[The problem] Reproduce every line of the material below without changing a single character.

Region and label listings:
———
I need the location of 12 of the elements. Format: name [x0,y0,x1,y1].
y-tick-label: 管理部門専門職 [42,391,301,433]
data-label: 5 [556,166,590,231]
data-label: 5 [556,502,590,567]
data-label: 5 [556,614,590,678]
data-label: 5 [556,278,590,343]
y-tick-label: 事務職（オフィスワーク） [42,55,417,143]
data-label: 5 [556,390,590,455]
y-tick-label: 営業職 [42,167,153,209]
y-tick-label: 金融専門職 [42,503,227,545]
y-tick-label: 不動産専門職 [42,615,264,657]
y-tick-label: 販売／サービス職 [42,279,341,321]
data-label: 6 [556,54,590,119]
———
[Full answer]
I need the location of 12 of the elements. Format: name [x0,y0,x1,y1].
y-tick-label: 管理部門専門職 [42,391,301,433]
data-label: 5 [556,166,590,231]
data-label: 5 [556,502,590,567]
data-label: 5 [556,614,590,678]
data-label: 5 [556,278,590,343]
y-tick-label: 事務職（オフィスワーク） [42,55,417,143]
data-label: 5 [556,390,590,455]
y-tick-label: 営業職 [42,167,153,209]
y-tick-label: 金融専門職 [42,503,227,545]
y-tick-label: 不動産専門職 [42,615,264,657]
y-tick-label: 販売／サービス職 [42,279,341,321]
data-label: 6 [556,54,590,119]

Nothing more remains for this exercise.